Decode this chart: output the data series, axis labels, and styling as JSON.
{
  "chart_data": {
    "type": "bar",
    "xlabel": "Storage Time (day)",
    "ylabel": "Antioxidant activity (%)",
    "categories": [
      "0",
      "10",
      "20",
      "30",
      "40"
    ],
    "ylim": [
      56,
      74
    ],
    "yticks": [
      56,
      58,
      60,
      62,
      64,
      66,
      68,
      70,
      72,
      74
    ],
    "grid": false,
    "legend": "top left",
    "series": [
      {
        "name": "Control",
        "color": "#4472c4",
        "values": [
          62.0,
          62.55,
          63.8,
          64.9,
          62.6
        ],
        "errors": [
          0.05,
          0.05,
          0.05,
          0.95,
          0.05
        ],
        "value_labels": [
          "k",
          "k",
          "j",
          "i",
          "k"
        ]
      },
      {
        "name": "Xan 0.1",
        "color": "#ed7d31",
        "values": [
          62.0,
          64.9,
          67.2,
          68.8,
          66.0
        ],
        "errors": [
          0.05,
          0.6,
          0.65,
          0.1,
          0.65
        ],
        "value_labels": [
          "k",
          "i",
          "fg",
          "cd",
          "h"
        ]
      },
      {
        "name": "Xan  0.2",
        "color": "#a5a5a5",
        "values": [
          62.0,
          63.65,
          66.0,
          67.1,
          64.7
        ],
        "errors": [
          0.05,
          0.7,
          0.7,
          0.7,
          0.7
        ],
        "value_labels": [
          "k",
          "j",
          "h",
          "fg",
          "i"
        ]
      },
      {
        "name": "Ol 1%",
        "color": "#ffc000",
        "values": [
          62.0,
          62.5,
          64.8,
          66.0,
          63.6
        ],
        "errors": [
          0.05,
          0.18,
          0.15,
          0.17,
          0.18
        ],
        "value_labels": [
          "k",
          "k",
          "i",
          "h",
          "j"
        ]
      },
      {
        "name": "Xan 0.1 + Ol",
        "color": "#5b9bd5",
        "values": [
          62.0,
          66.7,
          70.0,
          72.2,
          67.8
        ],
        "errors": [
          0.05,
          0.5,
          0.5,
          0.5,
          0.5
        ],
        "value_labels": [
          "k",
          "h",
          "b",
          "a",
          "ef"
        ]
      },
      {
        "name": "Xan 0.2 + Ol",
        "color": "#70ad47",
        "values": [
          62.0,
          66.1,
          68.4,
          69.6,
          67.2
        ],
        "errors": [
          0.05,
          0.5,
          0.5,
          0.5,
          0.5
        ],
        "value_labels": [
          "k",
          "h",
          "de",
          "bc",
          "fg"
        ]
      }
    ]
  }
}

YOUR OBJECTIVE — Your task is to output the full set of records exactly as presented.

REPLY TO THE TASK —
Decode this chart: output the data series, axis labels, and styling as JSON.
{
  "chart_data": {
    "type": "bar",
    "xlabel": "Storage Time (day)",
    "ylabel": "Antioxidant activity (%)",
    "categories": [
      "0",
      "10",
      "20",
      "30",
      "40"
    ],
    "ylim": [
      56,
      74
    ],
    "yticks": [
      56,
      58,
      60,
      62,
      64,
      66,
      68,
      70,
      72,
      74
    ],
    "grid": false,
    "legend": "top left",
    "series": [
      {
        "name": "Control",
        "color": "#4472c4",
        "values": [
          62.0,
          62.55,
          63.8,
          64.9,
          62.6
        ],
        "errors": [
          0.05,
          0.05,
          0.05,
          0.95,
          0.05
        ],
        "value_labels": [
          "k",
          "k",
          "j",
          "i",
          "k"
        ]
      },
      {
        "name": "Xan 0.1",
        "color": "#ed7d31",
        "values": [
          62.0,
          64.9,
          67.2,
          68.8,
          66.0
        ],
        "errors": [
          0.05,
          0.6,
          0.65,
          0.1,
          0.65
        ],
        "value_labels": [
          "k",
          "i",
          "fg",
          "cd",
          "h"
        ]
      },
      {
        "name": "Xan  0.2",
        "color": "#a5a5a5",
        "values": [
          62.0,
          63.65,
          66.0,
          67.1,
          64.7
        ],
        "errors": [
          0.05,
          0.7,
          0.7,
          0.7,
          0.7
        ],
        "value_labels": [
          "k",
          "j",
          "h",
          "fg",
          "i"
        ]
      },
      {
        "name": "Ol 1%",
        "color": "#ffc000",
        "values": [
          62.0,
          62.5,
          64.8,
          66.0,
          63.6
        ],
        "errors": [
          0.05,
          0.18,
          0.15,
          0.17,
          0.18
        ],
        "value_labels": [
          "k",
          "k",
          "i",
          "h",
          "j"
        ]
      },
      {
        "name": "Xan 0.1 + Ol",
        "color": "#5b9bd5",
        "values": [
          62.0,
          66.7,
          70.0,
          72.2,
          67.8
        ],
        "errors": [
          0.05,
          0.5,
          0.5,
          0.5,
          0.5
        ],
        "value_labels": [
          "k",
          "h",
          "b",
          "a",
          "ef"
        ]
      },
      {
        "name": "Xan 0.2 + Ol",
        "color": "#70ad47",
        "values": [
          62.0,
          66.1,
          68.4,
          69.6,
          67.2
        ],
        "errors": [
          0.05,
          0.5,
          0.5,
          0.5,
          0.5
        ],
        "value_labels": [
          "k",
          "h",
          "de",
          "bc",
          "fg"
        ]
      }
    ]
  }
}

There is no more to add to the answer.